--- start of Entries shown ---

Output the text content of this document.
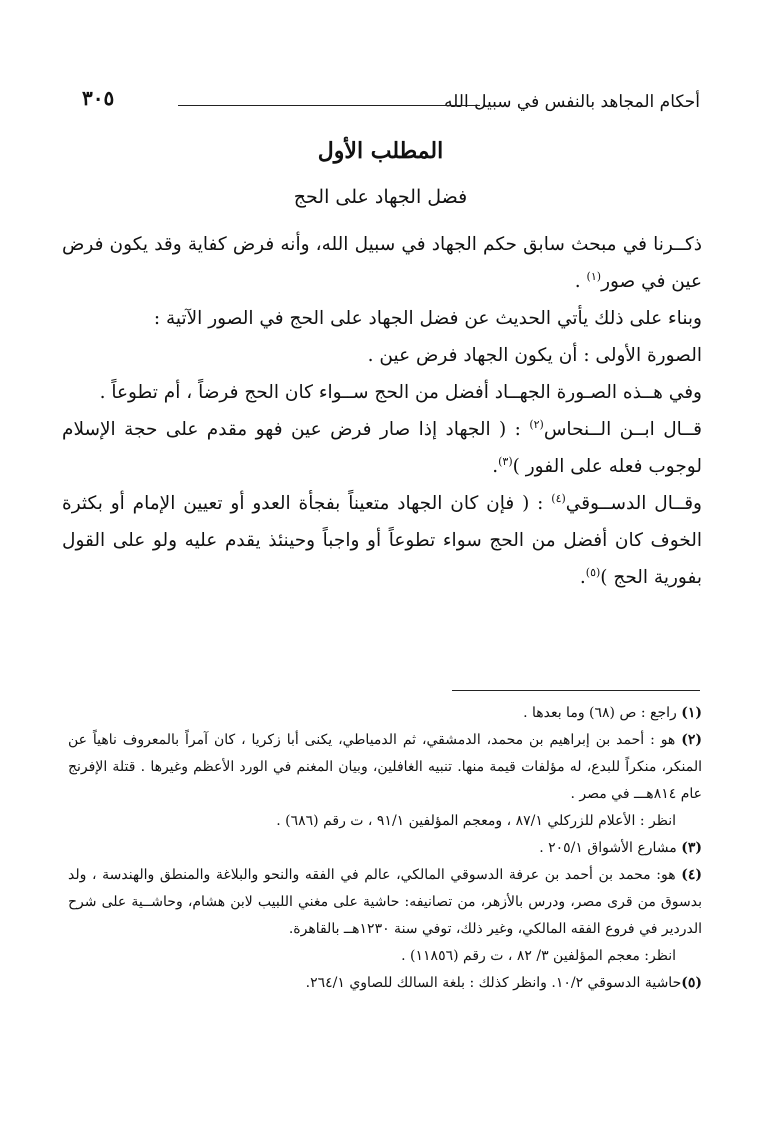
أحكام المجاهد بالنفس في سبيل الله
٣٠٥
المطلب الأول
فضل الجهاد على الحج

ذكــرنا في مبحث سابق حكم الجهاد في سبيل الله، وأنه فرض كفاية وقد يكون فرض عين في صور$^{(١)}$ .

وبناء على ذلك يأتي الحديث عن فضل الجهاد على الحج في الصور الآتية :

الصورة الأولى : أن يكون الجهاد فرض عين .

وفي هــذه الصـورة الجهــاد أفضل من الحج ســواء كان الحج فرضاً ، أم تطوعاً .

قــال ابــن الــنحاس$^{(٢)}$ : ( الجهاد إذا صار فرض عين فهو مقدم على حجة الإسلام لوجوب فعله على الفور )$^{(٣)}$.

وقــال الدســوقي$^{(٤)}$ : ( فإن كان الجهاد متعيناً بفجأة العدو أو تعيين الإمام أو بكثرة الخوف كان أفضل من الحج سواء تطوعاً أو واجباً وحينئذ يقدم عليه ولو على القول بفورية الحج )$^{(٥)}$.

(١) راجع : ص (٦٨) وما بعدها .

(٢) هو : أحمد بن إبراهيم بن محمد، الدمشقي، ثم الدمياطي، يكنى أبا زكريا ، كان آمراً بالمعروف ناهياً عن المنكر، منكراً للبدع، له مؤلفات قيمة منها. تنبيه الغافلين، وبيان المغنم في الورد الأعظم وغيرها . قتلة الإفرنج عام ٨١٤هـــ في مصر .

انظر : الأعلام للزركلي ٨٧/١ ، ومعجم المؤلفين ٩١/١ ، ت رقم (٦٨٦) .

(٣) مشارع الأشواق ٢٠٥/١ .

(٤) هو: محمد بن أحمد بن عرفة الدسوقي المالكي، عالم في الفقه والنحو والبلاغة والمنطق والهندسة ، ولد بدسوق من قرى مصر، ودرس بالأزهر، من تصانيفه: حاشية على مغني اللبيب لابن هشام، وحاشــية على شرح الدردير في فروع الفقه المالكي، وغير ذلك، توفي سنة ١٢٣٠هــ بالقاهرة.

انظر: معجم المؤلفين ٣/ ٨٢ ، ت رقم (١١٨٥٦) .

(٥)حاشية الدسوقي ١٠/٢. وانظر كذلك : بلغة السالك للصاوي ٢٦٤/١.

--- end of Entries shown ---

▶ What needs to be done
Locate each line with the word "حاشية" and copy it.

▶ The solution
(٤) هو: محمد بن أحمد بن عرفة الدسوقي المالكي، عالم في الفقه والنحو والبلاغة والمنطق والهندسة ، ولد بدسوق من قرى مصر، ودرس بالأزهر، من تصانيفه: حاشية على مغني اللبيب لابن هشام، وحاشــية على شرح الدردير في فروع الفقه المالكي، وغير ذلك، توفي سنة ١٢٣٠هــ بالقاهرة.
(٥)حاشية الدسوقي ١٠/٢. وانظر كذلك : بلغة السالك للصاوي ٢٦٤/١.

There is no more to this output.